#### DIRECTION
Below are the records. List every line holding the word "paziņojumu".

━━━ SUPPLIED RECORDS

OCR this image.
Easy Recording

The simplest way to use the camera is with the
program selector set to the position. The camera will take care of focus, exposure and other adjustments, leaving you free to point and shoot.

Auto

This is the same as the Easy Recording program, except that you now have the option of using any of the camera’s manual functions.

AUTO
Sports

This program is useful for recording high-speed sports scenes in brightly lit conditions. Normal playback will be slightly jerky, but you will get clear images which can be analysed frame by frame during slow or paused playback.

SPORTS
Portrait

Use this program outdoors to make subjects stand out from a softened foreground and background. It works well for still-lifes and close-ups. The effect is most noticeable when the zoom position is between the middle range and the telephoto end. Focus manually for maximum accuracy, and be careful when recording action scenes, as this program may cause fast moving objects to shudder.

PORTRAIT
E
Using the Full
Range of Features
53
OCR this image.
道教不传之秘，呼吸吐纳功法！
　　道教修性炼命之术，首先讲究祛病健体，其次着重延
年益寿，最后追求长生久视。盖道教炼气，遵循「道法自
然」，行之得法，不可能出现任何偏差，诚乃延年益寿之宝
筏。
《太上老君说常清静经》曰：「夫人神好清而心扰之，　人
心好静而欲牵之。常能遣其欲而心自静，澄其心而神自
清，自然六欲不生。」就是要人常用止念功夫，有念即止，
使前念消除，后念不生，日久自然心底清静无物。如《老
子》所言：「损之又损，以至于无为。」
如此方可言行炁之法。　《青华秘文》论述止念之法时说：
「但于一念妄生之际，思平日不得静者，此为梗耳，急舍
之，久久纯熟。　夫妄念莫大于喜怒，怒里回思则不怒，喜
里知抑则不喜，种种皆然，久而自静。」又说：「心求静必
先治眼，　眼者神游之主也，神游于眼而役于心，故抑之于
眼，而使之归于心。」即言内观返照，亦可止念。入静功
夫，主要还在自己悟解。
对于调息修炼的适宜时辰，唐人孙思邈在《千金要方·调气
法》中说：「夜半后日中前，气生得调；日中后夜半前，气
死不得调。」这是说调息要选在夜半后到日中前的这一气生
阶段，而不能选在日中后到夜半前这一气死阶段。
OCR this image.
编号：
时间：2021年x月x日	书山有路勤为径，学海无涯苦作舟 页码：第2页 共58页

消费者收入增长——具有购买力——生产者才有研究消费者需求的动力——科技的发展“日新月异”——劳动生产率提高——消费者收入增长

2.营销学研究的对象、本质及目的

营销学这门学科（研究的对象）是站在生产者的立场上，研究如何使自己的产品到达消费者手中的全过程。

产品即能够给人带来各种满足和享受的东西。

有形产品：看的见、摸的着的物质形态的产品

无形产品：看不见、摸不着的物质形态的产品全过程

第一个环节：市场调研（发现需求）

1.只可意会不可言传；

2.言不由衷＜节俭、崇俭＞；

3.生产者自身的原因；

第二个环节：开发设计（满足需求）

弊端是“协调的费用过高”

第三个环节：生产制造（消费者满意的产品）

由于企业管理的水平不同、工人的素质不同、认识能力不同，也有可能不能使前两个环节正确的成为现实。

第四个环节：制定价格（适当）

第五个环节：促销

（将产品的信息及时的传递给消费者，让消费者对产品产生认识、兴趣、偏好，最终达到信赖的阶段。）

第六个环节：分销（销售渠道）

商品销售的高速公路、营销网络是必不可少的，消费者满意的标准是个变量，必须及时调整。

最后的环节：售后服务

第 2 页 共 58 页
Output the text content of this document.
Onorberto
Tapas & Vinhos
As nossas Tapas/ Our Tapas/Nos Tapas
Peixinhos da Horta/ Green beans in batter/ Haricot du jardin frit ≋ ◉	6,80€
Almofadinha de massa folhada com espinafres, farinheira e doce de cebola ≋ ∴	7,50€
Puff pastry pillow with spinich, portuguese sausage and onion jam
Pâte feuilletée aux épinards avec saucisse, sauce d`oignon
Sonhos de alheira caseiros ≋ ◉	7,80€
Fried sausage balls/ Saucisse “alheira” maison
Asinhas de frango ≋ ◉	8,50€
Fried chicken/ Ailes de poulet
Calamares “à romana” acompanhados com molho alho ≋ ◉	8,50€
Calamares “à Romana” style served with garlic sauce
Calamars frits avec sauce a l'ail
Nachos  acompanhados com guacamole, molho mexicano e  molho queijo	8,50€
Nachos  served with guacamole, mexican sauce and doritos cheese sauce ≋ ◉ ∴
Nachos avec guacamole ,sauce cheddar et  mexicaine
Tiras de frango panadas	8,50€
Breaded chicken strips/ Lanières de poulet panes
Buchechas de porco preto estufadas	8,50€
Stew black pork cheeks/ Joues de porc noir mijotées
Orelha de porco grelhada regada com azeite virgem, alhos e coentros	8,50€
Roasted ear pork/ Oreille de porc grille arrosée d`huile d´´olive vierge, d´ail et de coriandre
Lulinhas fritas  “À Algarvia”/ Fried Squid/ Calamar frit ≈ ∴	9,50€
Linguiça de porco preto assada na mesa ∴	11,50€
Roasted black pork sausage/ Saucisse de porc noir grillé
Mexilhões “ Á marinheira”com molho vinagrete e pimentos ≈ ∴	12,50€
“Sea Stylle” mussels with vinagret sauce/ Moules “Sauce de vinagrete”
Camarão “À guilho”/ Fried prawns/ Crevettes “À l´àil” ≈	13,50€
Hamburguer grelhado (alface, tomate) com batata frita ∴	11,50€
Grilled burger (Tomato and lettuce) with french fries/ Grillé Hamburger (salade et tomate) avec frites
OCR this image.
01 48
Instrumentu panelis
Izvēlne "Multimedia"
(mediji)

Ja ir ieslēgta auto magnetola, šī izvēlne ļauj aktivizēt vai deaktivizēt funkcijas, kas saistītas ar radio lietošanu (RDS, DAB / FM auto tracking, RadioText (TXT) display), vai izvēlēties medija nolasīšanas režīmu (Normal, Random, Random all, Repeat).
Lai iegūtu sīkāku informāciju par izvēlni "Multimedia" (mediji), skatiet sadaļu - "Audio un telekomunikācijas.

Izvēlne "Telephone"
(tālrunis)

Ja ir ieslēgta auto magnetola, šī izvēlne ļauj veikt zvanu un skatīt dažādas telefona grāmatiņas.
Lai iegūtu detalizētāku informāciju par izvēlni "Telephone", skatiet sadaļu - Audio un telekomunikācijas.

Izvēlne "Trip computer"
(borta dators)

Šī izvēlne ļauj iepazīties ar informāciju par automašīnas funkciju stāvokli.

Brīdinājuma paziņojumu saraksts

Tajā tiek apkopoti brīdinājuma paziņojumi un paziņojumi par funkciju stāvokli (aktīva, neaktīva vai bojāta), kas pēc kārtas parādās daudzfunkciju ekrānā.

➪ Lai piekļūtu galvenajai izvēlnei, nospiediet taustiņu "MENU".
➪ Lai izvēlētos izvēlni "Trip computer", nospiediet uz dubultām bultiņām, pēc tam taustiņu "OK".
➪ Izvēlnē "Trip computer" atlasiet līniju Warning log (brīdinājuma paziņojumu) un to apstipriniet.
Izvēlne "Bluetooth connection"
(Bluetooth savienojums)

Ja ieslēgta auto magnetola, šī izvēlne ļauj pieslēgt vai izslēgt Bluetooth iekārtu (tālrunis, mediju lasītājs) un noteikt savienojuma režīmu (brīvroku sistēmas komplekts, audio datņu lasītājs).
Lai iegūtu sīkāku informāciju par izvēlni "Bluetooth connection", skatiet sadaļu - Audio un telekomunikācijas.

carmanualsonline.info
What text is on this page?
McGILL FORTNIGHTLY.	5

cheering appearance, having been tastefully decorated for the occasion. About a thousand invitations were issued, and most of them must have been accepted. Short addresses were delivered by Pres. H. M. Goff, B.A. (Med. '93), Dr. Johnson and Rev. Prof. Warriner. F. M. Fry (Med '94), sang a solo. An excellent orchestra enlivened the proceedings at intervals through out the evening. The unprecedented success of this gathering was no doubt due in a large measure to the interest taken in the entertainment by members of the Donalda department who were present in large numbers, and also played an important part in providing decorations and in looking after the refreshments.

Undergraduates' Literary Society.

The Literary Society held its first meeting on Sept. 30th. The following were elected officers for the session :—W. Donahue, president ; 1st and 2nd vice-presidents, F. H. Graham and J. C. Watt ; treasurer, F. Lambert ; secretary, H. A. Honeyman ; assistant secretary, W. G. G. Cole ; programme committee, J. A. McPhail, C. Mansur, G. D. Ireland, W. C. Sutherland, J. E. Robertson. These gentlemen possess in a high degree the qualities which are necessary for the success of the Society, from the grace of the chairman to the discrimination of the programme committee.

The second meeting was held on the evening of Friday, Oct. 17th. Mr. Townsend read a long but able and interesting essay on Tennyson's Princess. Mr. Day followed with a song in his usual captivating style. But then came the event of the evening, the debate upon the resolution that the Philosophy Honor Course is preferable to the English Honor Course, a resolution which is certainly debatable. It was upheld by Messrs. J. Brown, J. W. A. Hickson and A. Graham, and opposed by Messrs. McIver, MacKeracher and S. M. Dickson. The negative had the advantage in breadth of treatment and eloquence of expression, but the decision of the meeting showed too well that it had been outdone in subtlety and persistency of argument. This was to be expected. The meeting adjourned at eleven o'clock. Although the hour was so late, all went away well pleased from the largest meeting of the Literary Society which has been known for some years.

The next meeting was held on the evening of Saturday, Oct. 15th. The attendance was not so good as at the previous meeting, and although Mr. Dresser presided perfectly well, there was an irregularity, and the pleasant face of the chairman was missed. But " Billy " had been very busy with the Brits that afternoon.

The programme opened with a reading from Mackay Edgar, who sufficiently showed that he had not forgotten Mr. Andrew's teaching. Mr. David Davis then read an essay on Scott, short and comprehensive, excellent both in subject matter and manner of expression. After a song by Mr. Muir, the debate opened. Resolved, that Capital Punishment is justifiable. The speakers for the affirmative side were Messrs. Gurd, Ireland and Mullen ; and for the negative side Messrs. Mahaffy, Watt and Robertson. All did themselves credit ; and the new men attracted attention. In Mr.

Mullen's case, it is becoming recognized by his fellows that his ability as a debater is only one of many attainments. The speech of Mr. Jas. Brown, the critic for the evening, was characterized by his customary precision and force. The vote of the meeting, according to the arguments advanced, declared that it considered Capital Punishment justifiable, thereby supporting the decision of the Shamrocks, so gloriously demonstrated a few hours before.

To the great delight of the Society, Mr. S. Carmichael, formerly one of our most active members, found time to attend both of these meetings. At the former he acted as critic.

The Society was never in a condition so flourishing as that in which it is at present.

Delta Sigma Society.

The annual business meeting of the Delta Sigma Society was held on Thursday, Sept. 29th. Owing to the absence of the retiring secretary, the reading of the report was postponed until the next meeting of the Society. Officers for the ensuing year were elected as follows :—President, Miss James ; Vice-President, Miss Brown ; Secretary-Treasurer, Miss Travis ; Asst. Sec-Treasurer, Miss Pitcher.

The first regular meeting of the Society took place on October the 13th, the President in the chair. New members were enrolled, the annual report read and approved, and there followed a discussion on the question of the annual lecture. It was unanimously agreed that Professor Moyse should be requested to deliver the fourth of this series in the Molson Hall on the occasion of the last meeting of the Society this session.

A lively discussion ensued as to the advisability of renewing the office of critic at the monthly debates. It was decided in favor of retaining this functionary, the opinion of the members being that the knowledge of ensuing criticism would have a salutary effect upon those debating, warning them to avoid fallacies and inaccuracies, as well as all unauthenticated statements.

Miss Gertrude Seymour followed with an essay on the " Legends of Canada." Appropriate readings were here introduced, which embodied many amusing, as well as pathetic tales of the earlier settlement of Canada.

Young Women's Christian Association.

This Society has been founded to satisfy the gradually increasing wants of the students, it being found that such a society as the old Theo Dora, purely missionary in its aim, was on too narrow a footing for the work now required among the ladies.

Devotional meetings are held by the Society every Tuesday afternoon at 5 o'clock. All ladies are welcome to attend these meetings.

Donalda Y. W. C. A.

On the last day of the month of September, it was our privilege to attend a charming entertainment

━━━━━━

#### PROBLEM SOLUTION
Brīdinājuma paziņojumu saraksts
➪ Izvēlnē "Trip computer" atlasiet līniju Warning log (brīdinājuma paziņojumu) un to apstipriniet.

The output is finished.